------ TEXTE À LIRE ------
C'est pas lui qui va passer à l'acte mais c'est lui qui motive les personnes à passer à l'acte. C'est un gourou.
Malgré sa détermination, l'imam de Drancy a, par la suite, eu de grandes difficultés à expliquer au Président en quoi Sefrioui est acquis aux thèses des Frères Musulmans comme il l'affirme.
Et très vite, celui qui a décrit sa vie comme bouleversée depuis 2010 en raison des dénonciations d'Abdelhakim Sefrioui a été mis en difficulté par la Défense du prévenu.
Et les réponses identiques se sont succédées lorsqu'il a été question de ses conflits avec d'autres personnalités de la communauté musulmane, ou encore d'une agression survenue à la mosquée de Drancy et au cours de laquelle il avait prétendu avoir été présent avant d'être contraint d'avouer qu'il n'y était pas.
------ ITEMS EXTRAITS ------
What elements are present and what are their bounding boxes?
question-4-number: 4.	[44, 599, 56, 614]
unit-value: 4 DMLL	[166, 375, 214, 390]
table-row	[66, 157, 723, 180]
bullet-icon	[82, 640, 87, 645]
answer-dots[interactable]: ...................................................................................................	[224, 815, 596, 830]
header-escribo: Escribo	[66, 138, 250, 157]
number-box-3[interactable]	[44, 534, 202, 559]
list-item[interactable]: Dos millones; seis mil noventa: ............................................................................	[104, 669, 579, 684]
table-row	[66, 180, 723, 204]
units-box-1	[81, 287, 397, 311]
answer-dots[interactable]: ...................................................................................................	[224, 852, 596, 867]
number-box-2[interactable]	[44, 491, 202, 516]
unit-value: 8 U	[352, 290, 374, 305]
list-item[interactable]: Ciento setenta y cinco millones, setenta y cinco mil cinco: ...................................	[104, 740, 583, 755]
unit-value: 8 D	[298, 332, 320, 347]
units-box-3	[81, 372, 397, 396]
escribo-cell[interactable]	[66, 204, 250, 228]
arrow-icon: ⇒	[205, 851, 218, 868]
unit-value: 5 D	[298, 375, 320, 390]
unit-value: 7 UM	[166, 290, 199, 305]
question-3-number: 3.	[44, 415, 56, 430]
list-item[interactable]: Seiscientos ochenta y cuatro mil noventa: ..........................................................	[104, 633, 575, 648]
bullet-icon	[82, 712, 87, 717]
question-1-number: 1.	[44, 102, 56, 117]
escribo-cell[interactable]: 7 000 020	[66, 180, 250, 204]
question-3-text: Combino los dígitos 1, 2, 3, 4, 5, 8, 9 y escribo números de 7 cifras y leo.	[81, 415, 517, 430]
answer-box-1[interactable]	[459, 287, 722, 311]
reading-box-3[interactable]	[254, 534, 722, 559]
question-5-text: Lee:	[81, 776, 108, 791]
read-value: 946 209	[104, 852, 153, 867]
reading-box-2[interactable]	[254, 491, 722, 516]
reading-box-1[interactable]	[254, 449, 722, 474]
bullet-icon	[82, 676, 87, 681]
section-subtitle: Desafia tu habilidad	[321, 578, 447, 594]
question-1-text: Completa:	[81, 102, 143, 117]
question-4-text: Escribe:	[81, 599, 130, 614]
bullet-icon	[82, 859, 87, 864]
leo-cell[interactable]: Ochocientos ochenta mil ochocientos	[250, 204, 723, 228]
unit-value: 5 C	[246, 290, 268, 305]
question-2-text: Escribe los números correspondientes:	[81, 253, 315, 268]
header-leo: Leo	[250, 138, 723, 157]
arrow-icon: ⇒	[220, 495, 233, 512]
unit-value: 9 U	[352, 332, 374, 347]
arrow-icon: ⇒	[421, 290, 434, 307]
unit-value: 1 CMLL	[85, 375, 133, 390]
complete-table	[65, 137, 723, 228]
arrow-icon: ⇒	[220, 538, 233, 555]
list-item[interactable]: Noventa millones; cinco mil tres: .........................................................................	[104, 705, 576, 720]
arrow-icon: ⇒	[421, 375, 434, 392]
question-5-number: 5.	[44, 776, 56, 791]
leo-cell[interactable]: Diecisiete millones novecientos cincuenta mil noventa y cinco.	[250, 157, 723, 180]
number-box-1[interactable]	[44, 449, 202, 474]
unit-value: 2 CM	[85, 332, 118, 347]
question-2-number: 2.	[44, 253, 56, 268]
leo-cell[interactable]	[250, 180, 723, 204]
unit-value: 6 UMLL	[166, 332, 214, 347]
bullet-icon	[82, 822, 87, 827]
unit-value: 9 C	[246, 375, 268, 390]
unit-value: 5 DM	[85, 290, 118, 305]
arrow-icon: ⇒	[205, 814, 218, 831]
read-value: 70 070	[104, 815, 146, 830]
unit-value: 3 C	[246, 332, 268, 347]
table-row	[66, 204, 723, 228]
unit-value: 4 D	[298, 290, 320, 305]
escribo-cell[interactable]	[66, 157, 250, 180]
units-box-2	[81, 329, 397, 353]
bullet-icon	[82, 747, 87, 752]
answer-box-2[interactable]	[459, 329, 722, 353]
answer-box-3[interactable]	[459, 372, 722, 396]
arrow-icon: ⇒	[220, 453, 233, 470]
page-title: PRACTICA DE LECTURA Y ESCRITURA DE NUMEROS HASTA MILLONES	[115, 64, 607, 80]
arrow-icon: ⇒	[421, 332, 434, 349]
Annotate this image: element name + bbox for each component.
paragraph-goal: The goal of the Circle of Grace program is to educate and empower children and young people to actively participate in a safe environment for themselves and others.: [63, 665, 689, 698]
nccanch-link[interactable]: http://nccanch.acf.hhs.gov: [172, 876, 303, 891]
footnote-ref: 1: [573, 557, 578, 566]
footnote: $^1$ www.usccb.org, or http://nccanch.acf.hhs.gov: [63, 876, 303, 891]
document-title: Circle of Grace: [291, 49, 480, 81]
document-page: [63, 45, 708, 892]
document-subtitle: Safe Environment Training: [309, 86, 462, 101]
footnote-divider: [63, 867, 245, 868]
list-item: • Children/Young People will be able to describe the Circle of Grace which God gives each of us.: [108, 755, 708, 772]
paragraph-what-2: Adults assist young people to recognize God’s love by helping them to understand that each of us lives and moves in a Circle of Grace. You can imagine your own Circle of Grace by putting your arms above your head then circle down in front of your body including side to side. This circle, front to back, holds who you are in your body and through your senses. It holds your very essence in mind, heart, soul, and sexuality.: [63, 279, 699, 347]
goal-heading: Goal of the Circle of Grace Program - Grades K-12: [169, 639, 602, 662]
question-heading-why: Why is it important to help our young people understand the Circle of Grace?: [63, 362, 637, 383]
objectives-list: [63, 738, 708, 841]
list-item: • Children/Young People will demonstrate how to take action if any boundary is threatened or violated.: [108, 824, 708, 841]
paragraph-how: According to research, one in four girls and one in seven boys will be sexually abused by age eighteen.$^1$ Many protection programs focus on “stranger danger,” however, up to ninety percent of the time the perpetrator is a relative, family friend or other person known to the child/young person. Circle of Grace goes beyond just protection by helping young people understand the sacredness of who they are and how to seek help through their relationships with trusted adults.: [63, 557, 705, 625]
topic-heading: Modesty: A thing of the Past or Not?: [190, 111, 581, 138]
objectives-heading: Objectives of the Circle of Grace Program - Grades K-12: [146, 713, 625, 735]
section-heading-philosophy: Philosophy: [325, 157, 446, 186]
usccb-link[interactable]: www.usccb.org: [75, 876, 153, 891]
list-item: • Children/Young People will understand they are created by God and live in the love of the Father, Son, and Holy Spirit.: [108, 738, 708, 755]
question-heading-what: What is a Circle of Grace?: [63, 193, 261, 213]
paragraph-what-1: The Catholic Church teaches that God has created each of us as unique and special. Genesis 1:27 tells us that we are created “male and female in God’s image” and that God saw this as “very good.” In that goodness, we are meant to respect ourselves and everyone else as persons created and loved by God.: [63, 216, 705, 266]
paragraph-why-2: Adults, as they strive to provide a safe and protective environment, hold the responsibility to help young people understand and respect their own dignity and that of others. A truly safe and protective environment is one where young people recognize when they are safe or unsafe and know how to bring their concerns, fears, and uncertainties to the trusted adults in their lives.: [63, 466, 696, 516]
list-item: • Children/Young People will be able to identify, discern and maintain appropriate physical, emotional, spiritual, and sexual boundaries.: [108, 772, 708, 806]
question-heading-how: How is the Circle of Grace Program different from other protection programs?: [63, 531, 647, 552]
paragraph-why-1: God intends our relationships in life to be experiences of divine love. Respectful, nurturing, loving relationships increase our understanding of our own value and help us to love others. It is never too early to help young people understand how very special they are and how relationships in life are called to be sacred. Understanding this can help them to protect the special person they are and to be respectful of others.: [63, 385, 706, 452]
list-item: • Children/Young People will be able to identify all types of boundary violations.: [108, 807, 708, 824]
------
# CONSIGNE:
Écrivez la suite du texte sur le témoignage de l'imam de Drancy contre Abdelhakim Sefrioui, en reprenant juste après la dernière phrase.

# VOTRE RÉPONSE:
En réponse à plusieurs questions successives formulées par Ouadie Elhamamouchi, suscitant les rires de la salle, il a frénétiquement répété:
Hors sujet. Pas de commentaires. Je ne suis pas accusé, je suis témoin.
La séance a finalement été suspendue autour de 19 heures, avant que Chalghoumi ne quitte la salle accompagné de son avocate, le visage fermé.
Et pour cause, quatre ans après les faits, la justice doit déterminer les responsabilités des huit accusés, dans l'assassinat, le 16 octobre 2020, de Samuel Paty, professeur d'histoire-géographie au collège du Bois d'Aulne à Conflans-Sainte-Honorine, décapité à la sortie des cours par un ressortissant russe, d'origine tchétchène, âgé de 18 ans.
Son bourreau, Abdoullakh Anzorov, abattu dans la foulée par les forces de l'ordre, reprochait à l'enseignant d'avoir montré à ses élèves, des caricatures issues du journal satirique Charlie Hebdo et mettant en scène le prophète Mohammed nu.
L'attentat avait provoqué une onde de choc dans tout le pays, et le nom de Samuel Paty fait depuis office de symbole. Six mineurs ont déjà été condamnés par le tribunal pour enfants, au terme d'un procès intervenu fin 2023.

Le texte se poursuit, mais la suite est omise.